| Required work |
Copy out all lines that carry the word "color".

##### Exercise materials

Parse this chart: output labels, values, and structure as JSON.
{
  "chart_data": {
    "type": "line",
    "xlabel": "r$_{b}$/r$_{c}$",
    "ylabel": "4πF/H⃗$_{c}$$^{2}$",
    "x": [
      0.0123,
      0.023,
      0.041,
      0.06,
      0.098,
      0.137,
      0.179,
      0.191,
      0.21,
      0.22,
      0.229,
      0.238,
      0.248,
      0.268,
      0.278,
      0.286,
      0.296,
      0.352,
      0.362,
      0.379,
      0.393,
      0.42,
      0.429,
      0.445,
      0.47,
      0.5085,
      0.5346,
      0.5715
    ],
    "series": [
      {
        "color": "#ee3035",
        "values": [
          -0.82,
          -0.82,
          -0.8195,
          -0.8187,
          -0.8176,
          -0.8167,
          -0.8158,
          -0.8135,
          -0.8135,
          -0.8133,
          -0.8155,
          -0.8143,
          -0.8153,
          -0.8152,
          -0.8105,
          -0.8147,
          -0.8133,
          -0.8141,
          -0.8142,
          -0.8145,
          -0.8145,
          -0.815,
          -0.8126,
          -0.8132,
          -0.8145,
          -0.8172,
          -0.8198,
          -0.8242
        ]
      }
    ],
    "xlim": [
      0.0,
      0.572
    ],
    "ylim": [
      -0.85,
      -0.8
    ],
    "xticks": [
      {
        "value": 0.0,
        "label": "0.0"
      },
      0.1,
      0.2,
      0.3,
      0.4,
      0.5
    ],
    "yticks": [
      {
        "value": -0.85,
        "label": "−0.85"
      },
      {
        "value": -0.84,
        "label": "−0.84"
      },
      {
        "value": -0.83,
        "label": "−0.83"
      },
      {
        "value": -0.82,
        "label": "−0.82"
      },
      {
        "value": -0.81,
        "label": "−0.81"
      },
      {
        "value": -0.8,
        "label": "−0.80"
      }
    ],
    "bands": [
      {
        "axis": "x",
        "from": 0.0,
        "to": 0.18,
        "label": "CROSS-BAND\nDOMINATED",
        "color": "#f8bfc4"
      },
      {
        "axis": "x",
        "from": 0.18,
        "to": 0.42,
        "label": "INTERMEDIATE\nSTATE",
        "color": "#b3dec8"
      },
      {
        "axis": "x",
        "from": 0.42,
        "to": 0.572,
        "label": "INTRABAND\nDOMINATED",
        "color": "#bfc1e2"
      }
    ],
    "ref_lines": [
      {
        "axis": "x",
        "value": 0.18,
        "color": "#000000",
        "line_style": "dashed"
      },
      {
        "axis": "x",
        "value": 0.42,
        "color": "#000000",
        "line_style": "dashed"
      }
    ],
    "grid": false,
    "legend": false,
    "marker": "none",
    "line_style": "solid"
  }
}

##########
##### Exercise materials

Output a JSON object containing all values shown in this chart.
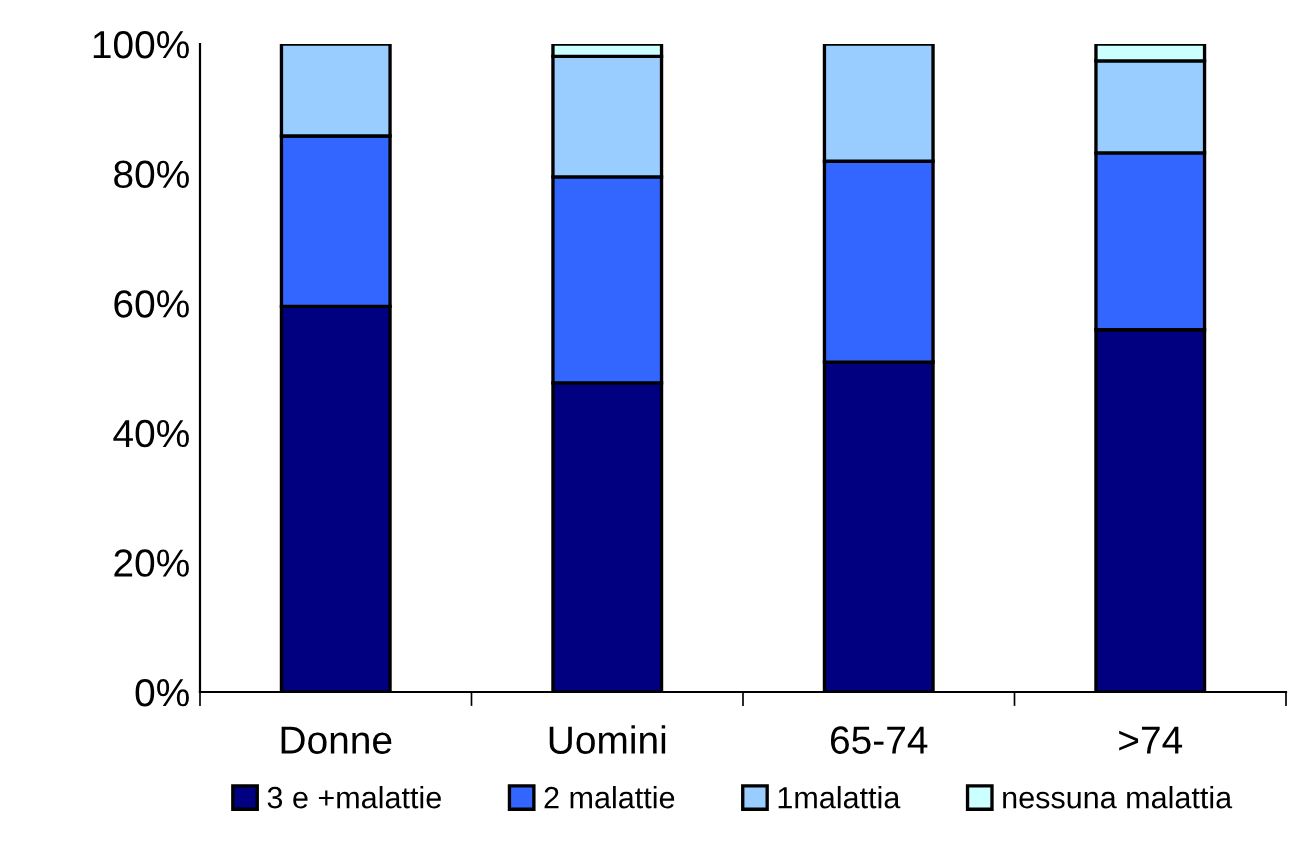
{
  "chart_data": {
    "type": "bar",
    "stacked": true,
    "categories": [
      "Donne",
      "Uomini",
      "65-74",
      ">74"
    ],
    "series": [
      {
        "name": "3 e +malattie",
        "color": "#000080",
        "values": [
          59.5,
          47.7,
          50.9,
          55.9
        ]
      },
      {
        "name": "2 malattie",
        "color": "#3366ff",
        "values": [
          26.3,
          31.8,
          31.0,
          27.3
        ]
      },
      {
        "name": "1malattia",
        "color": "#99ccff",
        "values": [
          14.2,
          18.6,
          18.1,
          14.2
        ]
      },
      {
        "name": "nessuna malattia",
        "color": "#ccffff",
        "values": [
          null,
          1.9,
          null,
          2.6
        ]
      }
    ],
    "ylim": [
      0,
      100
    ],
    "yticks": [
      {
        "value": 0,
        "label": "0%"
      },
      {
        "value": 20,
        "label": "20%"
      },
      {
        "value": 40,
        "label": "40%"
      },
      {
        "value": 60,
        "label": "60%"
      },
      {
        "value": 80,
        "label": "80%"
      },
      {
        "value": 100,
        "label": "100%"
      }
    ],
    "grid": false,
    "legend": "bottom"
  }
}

##########

| Solution to this exercise |
        "color": "#ee3035",
        "color": "#f8bfc4"
        "color": "#b3dec8"
        "color": "#bfc1e2"
        "color": "#000000",
        "color": "#000000",
        "color": "#000080",
        "color": "#3366ff",
        "color": "#99ccff",
        "color": "#ccffff",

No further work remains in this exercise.